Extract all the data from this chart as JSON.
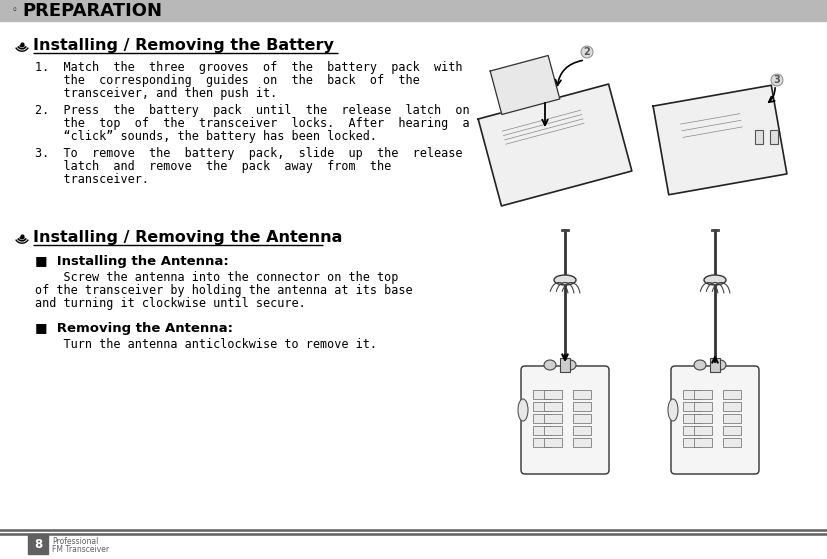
{
  "bg_color": "#ffffff",
  "header_bg": "#b8b8b8",
  "header_text": "PREPARATION",
  "header_bullet": "◦",
  "page_num": "8",
  "page_label1": "Professional",
  "page_label2": "FM Transceiver",
  "footer_line_color": "#606060",
  "footer_bg": "#606060",
  "section1_title": "Installing / Removing the Battery",
  "section2_title": "Installing / Removing the Antenna",
  "sub1_text": "■  Installing the Antenna:",
  "sub2_text": "■  Removing the Antenna:",
  "body_text_color": "#000000",
  "title_underline_color": "#000000",
  "text_fontsize": 8.5,
  "title_fontsize": 11.5,
  "sub_fontsize": 9.5,
  "body1_line1": "1.  Match  the  three  grooves  of  the  battery  pack  with",
  "body1_line2": "    the  corresponding  guides  on  the  back  of  the",
  "body1_line3": "    transceiver, and then push it.",
  "body2_line1": "2.  Press  the  battery  pack  until  the  release  latch  on",
  "body2_line2": "    the  top  of  the  transceiver  locks.  After  hearing  a",
  "body2_line3": "    “click” sounds, the battery has been locked.",
  "body3_line1": "3.  To  remove  the  battery  pack,  slide  up  the  release",
  "body3_line2": "    latch  and  remove  the  pack  away  from  the",
  "body3_line3": "    transceiver.",
  "antenna_install_text1": "    Screw the antenna into the connector on the top",
  "antenna_install_text2": "of the transceiver by holding the antenna at its base",
  "antenna_install_text3": "and turning it clockwise until secure.",
  "antenna_remove_text": "    Turn the antenna anticlockwise to remove it."
}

+ + +

Print each record exactly as it stands, leaving the images out.

Extract all the data from this chart as JSON.
{
  "bg_color": "#ffffff",
  "header_bg": "#b8b8b8",
  "header_text": "PREPARATION",
  "header_bullet": "◦",
  "page_num": "8",
  "page_label1": "Professional",
  "page_label2": "FM Transceiver",
  "footer_line_color": "#606060",
  "footer_bg": "#606060",
  "section1_title": "Installing / Removing the Battery",
  "section2_title": "Installing / Removing the Antenna",
  "sub1_text": "■  Installing the Antenna:",
  "sub2_text": "■  Removing the Antenna:",
  "body_text_color": "#000000",
  "title_underline_color": "#000000",
  "text_fontsize": 8.5,
  "title_fontsize": 11.5,
  "sub_fontsize": 9.5,
  "body1_line1": "1.  Match  the  three  grooves  of  the  battery  pack  with",
  "body1_line2": "    the  corresponding  guides  on  the  back  of  the",
  "body1_line3": "    transceiver, and then push it.",
  "body2_line1": "2.  Press  the  battery  pack  until  the  release  latch  on",
  "body2_line2": "    the  top  of  the  transceiver  locks.  After  hearing  a",
  "body2_line3": "    “click” sounds, the battery has been locked.",
  "body3_line1": "3.  To  remove  the  battery  pack,  slide  up  the  release",
  "body3_line2": "    latch  and  remove  the  pack  away  from  the",
  "body3_line3": "    transceiver.",
  "antenna_install_text1": "    Screw the antenna into the connector on the top",
  "antenna_install_text2": "of the transceiver by holding the antenna at its base",
  "antenna_install_text3": "and turning it clockwise until secure.",
  "antenna_remove_text": "    Turn the antenna anticlockwise to remove it."
}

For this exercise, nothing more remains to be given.